RECORDS PROVIDED →
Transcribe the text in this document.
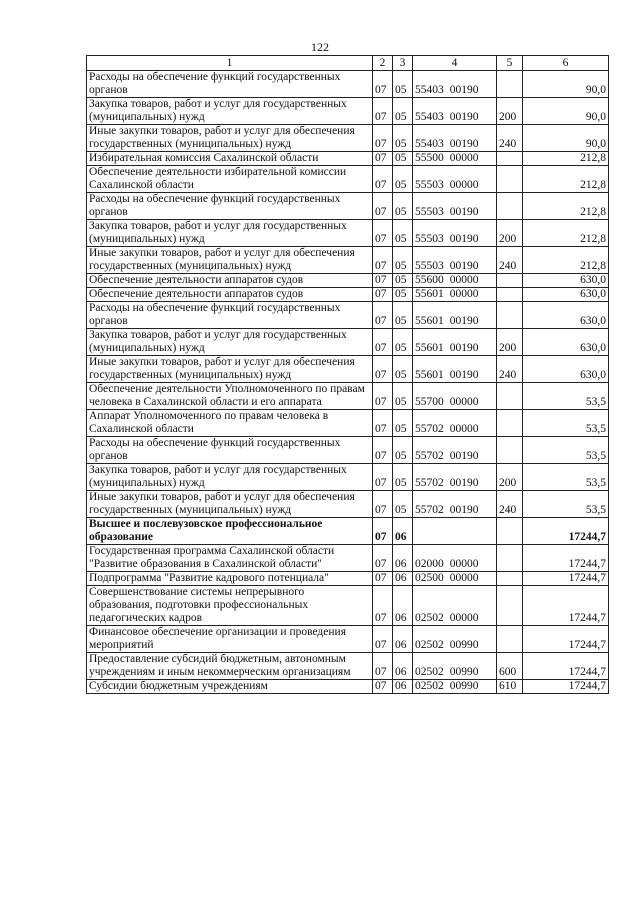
122
1	2	3	4	5	6
Расходы на обеспечение функций государственных органов	07	05	55403 00190		90,0
Закупка товаров, работ и услуг для государственных (муниципальных) нужд	07	05	55403 00190	200	90,0
Иные закупки товаров, работ и услуг для обеспечения государственных (муниципальных) нужд	07	05	55403 00190	240	90,0
Избирательная комиссия Сахалинской области	07	05	55500 00000		212,8
Обеспечение деятельности избирательной комиссии Сахалинской области	07	05	55503 00000		212,8
Расходы на обеспечение функций государственных органов	07	05	55503 00190		212,8
Закупка товаров, работ и услуг для государственных (муниципальных) нужд	07	05	55503 00190	200	212,8
Иные закупки товаров, работ и услуг для обеспечения государственных (муниципальных) нужд	07	05	55503 00190	240	212,8
Обеспечение деятельности аппаратов судов	07	05	55600 00000		630,0
Обеспечение деятельности аппаратов судов	07	05	55601 00000		630,0
Расходы на обеспечение функций государственных органов	07	05	55601 00190		630,0
Закупка товаров, работ и услуг для государственных (муниципальных) нужд	07	05	55601 00190	200	630,0
Иные закупки товаров, работ и услуг для обеспечения государственных (муниципальных) нужд	07	05	55601 00190	240	630,0
Обеспечение деятельности Уполномоченного по правам человека в Сахалинской области и его аппарата	07	05	55700 00000		53,5
Аппарат Уполномоченного по правам человека в Сахалинской области	07	05	55702 00000		53,5
Расходы на обеспечение функций государственных органов	07	05	55702 00190		53,5
Закупка товаров, работ и услуг для государственных (муниципальных) нужд	07	05	55702 00190	200	53,5
Иные закупки товаров, работ и услуг для обеспечения государственных (муниципальных) нужд	07	05	55702 00190	240	53,5
Высшее и послевузовское профессиональное образование	07	06			17244,7
Государственная программа Сахалинской области "Развитие образования в Сахалинской области"	07	06	02000 00000		17244,7
Подпрограмма "Развитие кадрового потенциала"	07	06	02500 00000		17244,7
Совершенствование системы непрерывного образования, подготовки профессиональных педагогических кадров	07	06	02502 00000		17244,7
Финансовое обеспечение организации и проведения мероприятий	07	06	02502 00990		17244,7
Предоставление субсидий бюджетным, автономным учреждениям и иным некоммерческим организациям	07	06	02502 00990	600	17244,7
Субсидии бюджетным учреждениям	07	06	02502 00990	610	17244,7
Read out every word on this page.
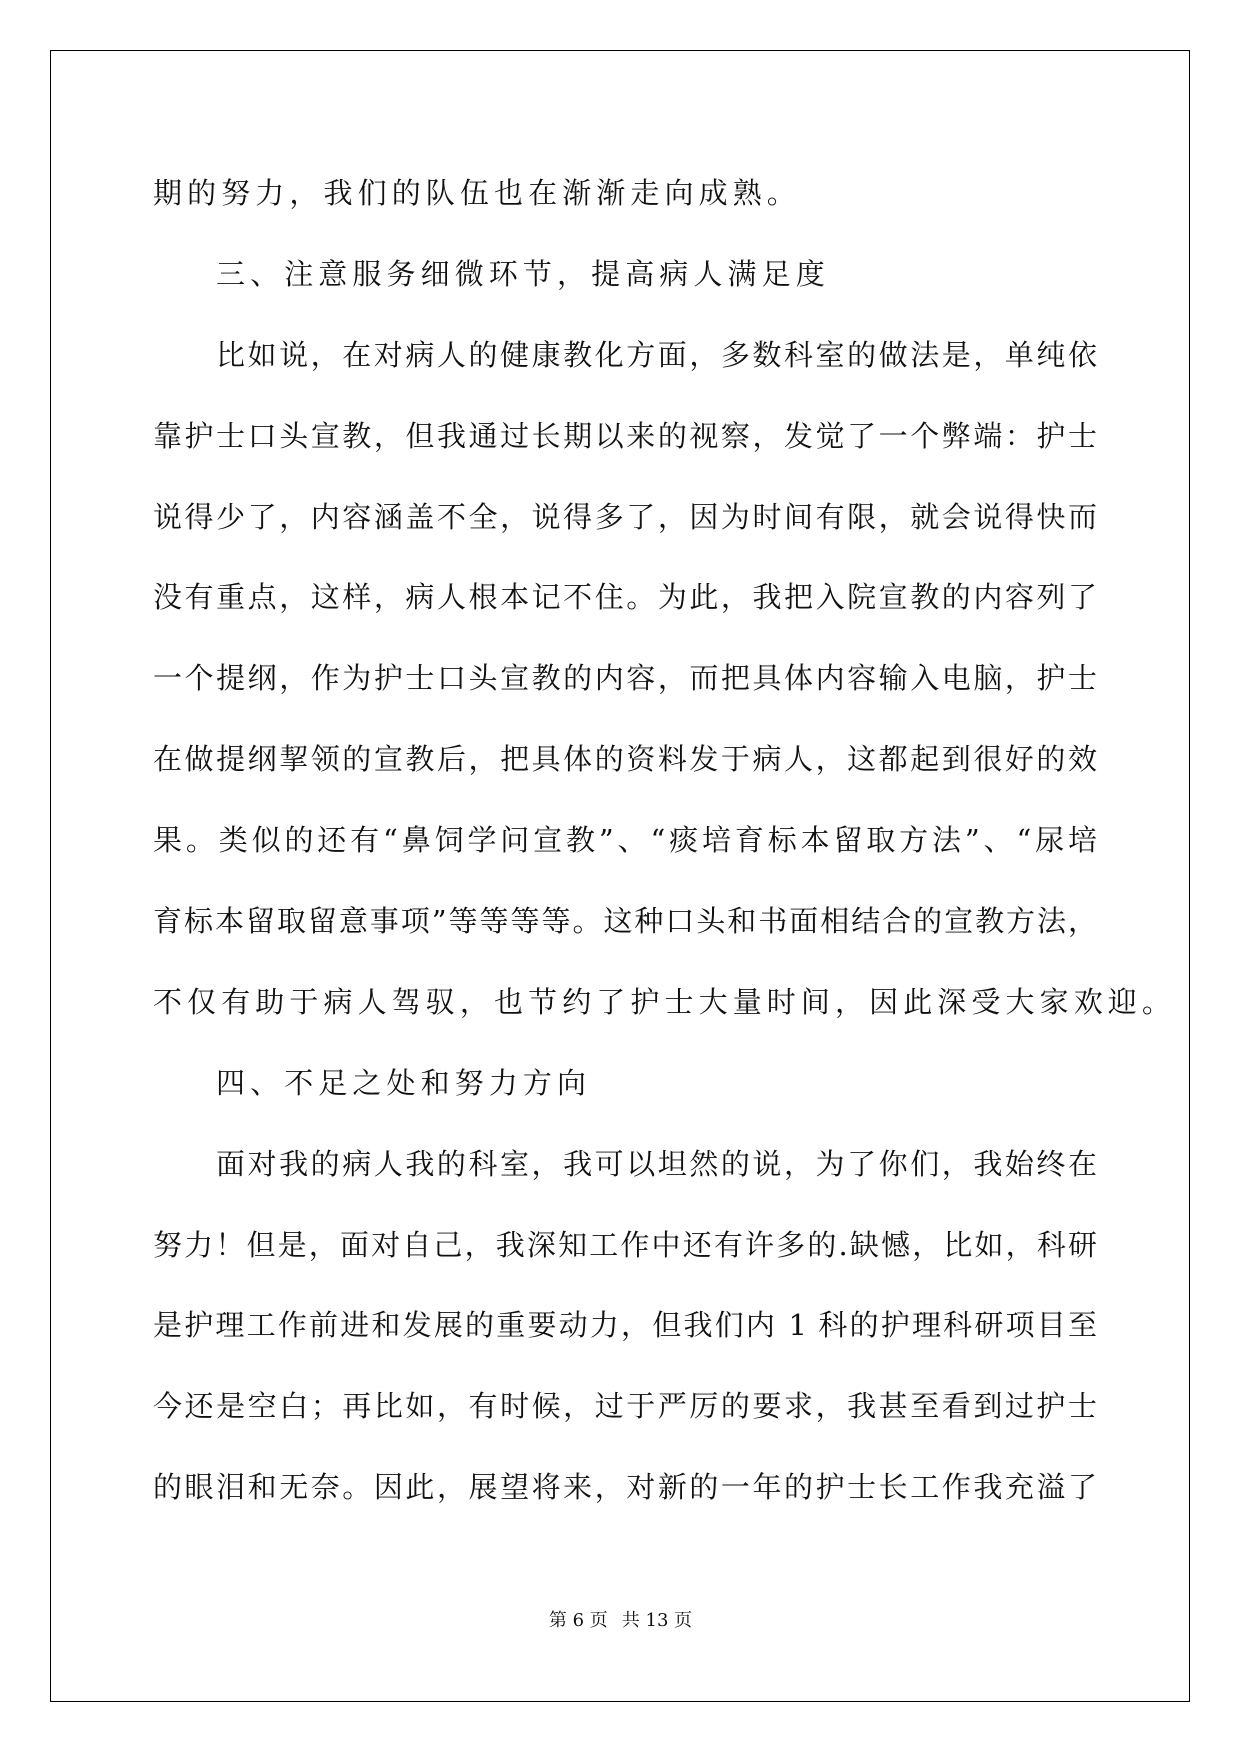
期的努力，我们的队伍也在渐渐走向成熟。
三、注意服务细微环节，提高病人满足度
比如说，在对病人的健康教化方面，多数科室的做法是，单纯依
靠护士口头宣教，但我通过长期以来的视察，发觉了一个弊端：护士
说得少了，内容涵盖不全，说得多了，因为时间有限，就会说得快而
没有重点，这样，病人根本记不住。为此，我把入院宣教的内容列了
一个提纲，作为护士口头宣教的内容，而把具体内容输入电脑，护士
在做提纲挈领的宣教后，把具体的资料发于病人，这都起到很好的效
果。类似的还有“鼻饲学问宣教”、“痰培育标本留取方法”、“尿培
育标本留取留意事项”等等等等。这种口头和书面相结合的宣教方法，
不仅有助于病人驾驭，也节约了护士大量时间，因此深受大家欢迎。
四、不足之处和努力方向
面对我的病人我的科室，我可以坦然的说，为了你们，我始终在
努力！但是，面对自己，我深知工作中还有许多的.缺憾，比如，科研
是护理工作前进和发展的重要动力，但我们内 1 科的护理科研项目至
今还是空白；再比如，有时候，过于严厉的要求，我甚至看到过护士
的眼泪和无奈。因此，展望将来，对新的一年的护士长工作我充溢了
第 6 页 共 13 页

SHORT TASK →
Omit every picture, and otherwise quote the entries exactly.

RESULT BELOW →
Transcribe the text in this document.
122
1	2	3	4	5	6
Расходы на обеспечение функций государственных органов	07	05	55403 00190		90,0
Закупка товаров, работ и услуг для государственных (муниципальных) нужд	07	05	55403 00190	200	90,0
Иные закупки товаров, работ и услуг для обеспечения государственных (муниципальных) нужд	07	05	55403 00190	240	90,0
Избирательная комиссия Сахалинской области	07	05	55500 00000		212,8
Обеспечение деятельности избирательной комиссии Сахалинской области	07	05	55503 00000		212,8
Расходы на обеспечение функций государственных органов	07	05	55503 00190		212,8
Закупка товаров, работ и услуг для государственных (муниципальных) нужд	07	05	55503 00190	200	212,8
Иные закупки товаров, работ и услуг для обеспечения государственных (муниципальных) нужд	07	05	55503 00190	240	212,8
Обеспечение деятельности аппаратов судов	07	05	55600 00000		630,0
Обеспечение деятельности аппаратов судов	07	05	55601 00000		630,0
Расходы на обеспечение функций государственных органов	07	05	55601 00190		630,0
Закупка товаров, работ и услуг для государственных (муниципальных) нужд	07	05	55601 00190	200	630,0
Иные закупки товаров, работ и услуг для обеспечения государственных (муниципальных) нужд	07	05	55601 00190	240	630,0
Обеспечение деятельности Уполномоченного по правам человека в Сахалинской области и его аппарата	07	05	55700 00000		53,5
Аппарат Уполномоченного по правам человека в Сахалинской области	07	05	55702 00000		53,5
Расходы на обеспечение функций государственных органов	07	05	55702 00190		53,5
Закупка товаров, работ и услуг для государственных (муниципальных) нужд	07	05	55702 00190	200	53,5
Иные закупки товаров, работ и услуг для обеспечения государственных (муниципальных) нужд	07	05	55702 00190	240	53,5
Высшее и послевузовское профессиональное образование	07	06			17244,7
Государственная программа Сахалинской области "Развитие образования в Сахалинской области"	07	06	02000 00000		17244,7
Подпрограмма "Развитие кадрового потенциала"	07	06	02500 00000		17244,7
Совершенствование системы непрерывного образования, подготовки профессиональных педагогических кадров	07	06	02502 00000		17244,7
Финансовое обеспечение организации и проведения мероприятий	07	06	02502 00990		17244,7
Предоставление субсидий бюджетным, автономным учреждениям и иным некоммерческим организациям	07	06	02502 00990	600	17244,7
Субсидии бюджетным учреждениям	07	06	02502 00990	610	17244,7
Read out every word on this page.
期的努力，我们的队伍也在渐渐走向成熟。
三、注意服务细微环节，提高病人满足度
比如说，在对病人的健康教化方面，多数科室的做法是，单纯依
靠护士口头宣教，但我通过长期以来的视察，发觉了一个弊端：护士
说得少了，内容涵盖不全，说得多了，因为时间有限，就会说得快而
没有重点，这样，病人根本记不住。为此，我把入院宣教的内容列了
一个提纲，作为护士口头宣教的内容，而把具体内容输入电脑，护士
在做提纲挈领的宣教后，把具体的资料发于病人，这都起到很好的效
果。类似的还有“鼻饲学问宣教”、“痰培育标本留取方法”、“尿培
育标本留取留意事项”等等等等。这种口头和书面相结合的宣教方法，
不仅有助于病人驾驭，也节约了护士大量时间，因此深受大家欢迎。
四、不足之处和努力方向
面对我的病人我的科室，我可以坦然的说，为了你们，我始终在
努力！但是，面对自己，我深知工作中还有许多的.缺憾，比如，科研
是护理工作前进和发展的重要动力，但我们内 1 科的护理科研项目至
今还是空白；再比如，有时候，过于严厉的要求，我甚至看到过护士
的眼泪和无奈。因此，展望将来，对新的一年的护士长工作我充溢了
第 6 页 共 13 页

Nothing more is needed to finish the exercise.